> _Work to be completed_
Set down every record once more, exactly as given.

** Start Raw records **

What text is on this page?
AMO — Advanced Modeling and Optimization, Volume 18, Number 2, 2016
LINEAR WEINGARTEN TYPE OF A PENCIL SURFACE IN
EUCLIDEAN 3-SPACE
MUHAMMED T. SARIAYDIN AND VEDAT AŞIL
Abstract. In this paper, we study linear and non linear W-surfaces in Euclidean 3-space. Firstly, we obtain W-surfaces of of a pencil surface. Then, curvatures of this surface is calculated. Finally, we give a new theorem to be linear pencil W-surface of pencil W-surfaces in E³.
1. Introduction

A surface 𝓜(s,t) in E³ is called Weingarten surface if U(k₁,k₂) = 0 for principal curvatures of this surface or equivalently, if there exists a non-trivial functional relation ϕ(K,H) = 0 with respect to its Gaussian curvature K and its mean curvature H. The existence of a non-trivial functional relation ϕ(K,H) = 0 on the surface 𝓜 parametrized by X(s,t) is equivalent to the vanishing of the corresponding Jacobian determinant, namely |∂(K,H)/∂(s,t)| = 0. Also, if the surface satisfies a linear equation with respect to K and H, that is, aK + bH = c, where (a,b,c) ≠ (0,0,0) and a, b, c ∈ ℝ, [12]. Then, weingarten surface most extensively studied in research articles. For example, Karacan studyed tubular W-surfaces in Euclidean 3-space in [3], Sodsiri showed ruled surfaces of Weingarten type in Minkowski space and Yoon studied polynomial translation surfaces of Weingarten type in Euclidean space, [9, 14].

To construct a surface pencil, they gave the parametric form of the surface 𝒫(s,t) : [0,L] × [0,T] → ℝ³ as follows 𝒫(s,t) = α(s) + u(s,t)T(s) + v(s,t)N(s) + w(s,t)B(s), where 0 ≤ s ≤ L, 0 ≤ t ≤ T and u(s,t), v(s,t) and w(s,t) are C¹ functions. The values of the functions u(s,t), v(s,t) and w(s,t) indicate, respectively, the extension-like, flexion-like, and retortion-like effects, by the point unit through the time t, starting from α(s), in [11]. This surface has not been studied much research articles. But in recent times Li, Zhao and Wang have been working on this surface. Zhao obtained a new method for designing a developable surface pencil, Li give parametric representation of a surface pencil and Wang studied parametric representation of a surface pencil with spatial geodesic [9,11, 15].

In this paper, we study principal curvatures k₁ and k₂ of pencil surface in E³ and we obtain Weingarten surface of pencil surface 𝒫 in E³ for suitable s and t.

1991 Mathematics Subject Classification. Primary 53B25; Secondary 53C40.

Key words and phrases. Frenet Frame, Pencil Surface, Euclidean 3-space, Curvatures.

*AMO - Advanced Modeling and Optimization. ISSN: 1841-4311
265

** End Raw records **

> _Exercise output_
What text is on this page?
AMO — Advanced Modeling and Optimization, Volume 18, Number 2, 2016
LINEAR WEINGARTEN TYPE OF A PENCIL SURFACE IN
EUCLIDEAN 3-SPACE
MUHAMMED T. SARIAYDIN AND VEDAT AŞIL
Abstract. In this paper, we study linear and non linear W-surfaces in Euclidean 3-space. Firstly, we obtain W-surfaces of of a pencil surface. Then, curvatures of this surface is calculated. Finally, we give a new theorem to be linear pencil W-surface of pencil W-surfaces in E³.
1. Introduction

A surface 𝓜(s,t) in E³ is called Weingarten surface if U(k₁,k₂) = 0 for principal curvatures of this surface or equivalently, if there exists a non-trivial functional relation ϕ(K,H) = 0 with respect to its Gaussian curvature K and its mean curvature H. The existence of a non-trivial functional relation ϕ(K,H) = 0 on the surface 𝓜 parametrized by X(s,t) is equivalent to the vanishing of the corresponding Jacobian determinant, namely |∂(K,H)/∂(s,t)| = 0. Also, if the surface satisfies a linear equation with respect to K and H, that is, aK + bH = c, where (a,b,c) ≠ (0,0,0) and a, b, c ∈ ℝ, [12]. Then, weingarten surface most extensively studied in research articles. For example, Karacan studyed tubular W-surfaces in Euclidean 3-space in [3], Sodsiri showed ruled surfaces of Weingarten type in Minkowski space and Yoon studied polynomial translation surfaces of Weingarten type in Euclidean space, [9, 14].

To construct a surface pencil, they gave the parametric form of the surface 𝒫(s,t) : [0,L] × [0,T] → ℝ³ as follows 𝒫(s,t) = α(s) + u(s,t)T(s) + v(s,t)N(s) + w(s,t)B(s), where 0 ≤ s ≤ L, 0 ≤ t ≤ T and u(s,t), v(s,t) and w(s,t) are C¹ functions. The values of the functions u(s,t), v(s,t) and w(s,t) indicate, respectively, the extension-like, flexion-like, and retortion-like effects, by the point unit through the time t, starting from α(s), in [11]. This surface has not been studied much research articles. But in recent times Li, Zhao and Wang have been working on this surface. Zhao obtained a new method for designing a developable surface pencil, Li give parametric representation of a surface pencil and Wang studied parametric representation of a surface pencil with spatial geodesic [9,11, 15].

In this paper, we study principal curvatures k₁ and k₂ of pencil surface in E³ and we obtain Weingarten surface of pencil surface 𝒫 in E³ for suitable s and t.

1991 Mathematics Subject Classification. Primary 53B25; Secondary 53C40.

Key words and phrases. Frenet Frame, Pencil Surface, Euclidean 3-space, Curvatures.

*AMO - Advanced Modeling and Optimization. ISSN: 1841-4311
265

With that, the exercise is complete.